#### Passage
-- Opening Marker --

In the second step, during transvaginal ultrasound examination, sagittal pressure was performed with the vaginal probe at three sites: left paracervical, median (towards the cervix), and right paracervical, see Fig. 3 . Fig. 3 Ultrasound probe pressure on the paracervical region to examine adnexal tenderness (parametropathy). The test was performed at three sites: left, right, and posterior vaginal fornix. The figure shows the example of left-side pressure to test for left-side parametropathy (PMP)
Ultrasound probe pressure on the paracervical region to examine adnexal tenderness (parametropathy). The test was performed at three sites: left, right, and posterior vaginal fornix. The figure shows the example of left-side pressure to test for left-side parametropathy (PMP)
Paracervical tenderness upon cervical motion or pressure from a vaginal probe was reported by the patient on a three-level scale with the pain index: absent (pain index, PI = 0), or mild (PI = 1), or remarkable (painful, PI = 2) tenderness. This three-level scale was introduced and evaluated by Brandt [ 31 ] to describe the pain intensity of trigger points. It has been proven as a reliable and easy-to-understand means for categorial measures of tenderness and pain [ 28 – 30 ]. “Remarkable tenderness”, or pain, was ascribed to PI = 2 especially when the patient expressed pain verbally and non-verbally, e.g., by squinting, twitching, or recoiling from touch.

-- Closing Marker --

Recorded data:
-- Opening Marker --

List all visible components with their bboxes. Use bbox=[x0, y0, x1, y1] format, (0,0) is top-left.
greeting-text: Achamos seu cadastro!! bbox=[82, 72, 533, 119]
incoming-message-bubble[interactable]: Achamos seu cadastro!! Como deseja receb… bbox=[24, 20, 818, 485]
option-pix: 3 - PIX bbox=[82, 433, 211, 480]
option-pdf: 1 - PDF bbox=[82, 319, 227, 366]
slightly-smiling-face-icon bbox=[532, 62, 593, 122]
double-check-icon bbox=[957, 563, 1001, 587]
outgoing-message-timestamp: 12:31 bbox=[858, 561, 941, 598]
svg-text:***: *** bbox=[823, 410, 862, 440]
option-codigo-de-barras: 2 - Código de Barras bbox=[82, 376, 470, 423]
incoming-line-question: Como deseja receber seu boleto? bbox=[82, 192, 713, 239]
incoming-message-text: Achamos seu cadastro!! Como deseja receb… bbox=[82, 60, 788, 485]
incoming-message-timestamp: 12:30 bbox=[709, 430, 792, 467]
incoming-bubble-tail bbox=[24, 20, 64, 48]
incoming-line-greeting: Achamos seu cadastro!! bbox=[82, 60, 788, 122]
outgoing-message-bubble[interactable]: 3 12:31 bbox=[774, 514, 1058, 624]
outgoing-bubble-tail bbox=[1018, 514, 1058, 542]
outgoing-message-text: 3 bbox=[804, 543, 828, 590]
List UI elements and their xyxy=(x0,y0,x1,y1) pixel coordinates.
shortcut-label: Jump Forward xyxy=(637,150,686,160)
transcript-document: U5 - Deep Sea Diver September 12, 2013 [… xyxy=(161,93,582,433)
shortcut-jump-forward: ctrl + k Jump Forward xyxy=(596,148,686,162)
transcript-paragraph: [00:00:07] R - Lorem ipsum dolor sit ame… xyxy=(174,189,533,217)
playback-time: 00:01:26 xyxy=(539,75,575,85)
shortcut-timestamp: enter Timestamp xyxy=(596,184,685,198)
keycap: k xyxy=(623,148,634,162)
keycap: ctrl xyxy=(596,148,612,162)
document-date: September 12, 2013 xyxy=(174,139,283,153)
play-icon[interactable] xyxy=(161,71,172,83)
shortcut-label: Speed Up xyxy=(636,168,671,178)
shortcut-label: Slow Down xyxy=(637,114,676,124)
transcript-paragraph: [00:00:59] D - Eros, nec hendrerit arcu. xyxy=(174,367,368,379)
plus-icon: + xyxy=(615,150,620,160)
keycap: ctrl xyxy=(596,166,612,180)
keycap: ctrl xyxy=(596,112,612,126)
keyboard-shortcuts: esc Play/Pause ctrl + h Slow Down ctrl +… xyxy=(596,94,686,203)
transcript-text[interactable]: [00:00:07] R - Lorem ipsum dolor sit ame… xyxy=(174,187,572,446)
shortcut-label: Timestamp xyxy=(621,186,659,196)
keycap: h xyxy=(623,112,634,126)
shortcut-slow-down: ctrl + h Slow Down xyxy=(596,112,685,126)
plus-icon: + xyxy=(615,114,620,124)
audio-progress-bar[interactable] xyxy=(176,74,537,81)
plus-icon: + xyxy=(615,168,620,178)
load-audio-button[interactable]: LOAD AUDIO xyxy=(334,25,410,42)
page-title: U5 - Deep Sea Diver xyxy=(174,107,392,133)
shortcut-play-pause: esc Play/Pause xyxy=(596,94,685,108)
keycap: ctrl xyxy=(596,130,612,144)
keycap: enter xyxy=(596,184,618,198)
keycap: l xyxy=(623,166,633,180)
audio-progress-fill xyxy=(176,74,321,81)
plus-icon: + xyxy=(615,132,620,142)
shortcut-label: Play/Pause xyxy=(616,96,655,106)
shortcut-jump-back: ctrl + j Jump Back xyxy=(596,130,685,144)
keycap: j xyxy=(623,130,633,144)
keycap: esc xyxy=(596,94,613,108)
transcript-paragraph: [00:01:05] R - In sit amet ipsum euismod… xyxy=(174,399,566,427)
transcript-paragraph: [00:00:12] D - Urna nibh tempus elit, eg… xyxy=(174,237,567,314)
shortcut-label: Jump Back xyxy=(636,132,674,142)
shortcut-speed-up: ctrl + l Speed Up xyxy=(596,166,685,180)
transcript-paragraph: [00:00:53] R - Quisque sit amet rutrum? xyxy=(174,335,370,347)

-- Closing Marker --

#### Brief 1
In one to three sentences, explain why the passage on paracervical tenderness testing gives the three-level pain scale as a suitable way to rate tenderness.
#### Brief 2
Write the next part of the passage on paracervical tenderness testing, starting after its last sentence.
These entries were taken from a source separate from the passage.

#### Answer section 1
Brandt introduced and evaluated the scale to describe the pain intensity of trigger points. It has been proven to be a reliable and easy-to-understand means for categorical measures of tenderness and pain.

#### Answer section 2
All analyses were done using statistical software R version ≥ 4.2.0. (R-Foundation for Statist. Computing, Vienna, Austria). Demographic variables of the patients were described as frequencies and percentages for categorical variables, and as means and standard deviations, or median and range, respectively, for continuous variables. Differences between subgroups were evaluated for categorical variables by chi-squared tests, whereas for continuous variables, t tests were performed.
To examine reliability between localizations, hands, or procedures, Cohen’s kappa was used together with corresponding 95% confidence intervals. The diagnostic value of the proposed procedure was evaluated by values of sensitivity and specificity.
As a result of the exploratory character of the study, no missing data was imputed, and p values given here have a descriptive meaning. p values < 0.05 were labelled as statistically significant.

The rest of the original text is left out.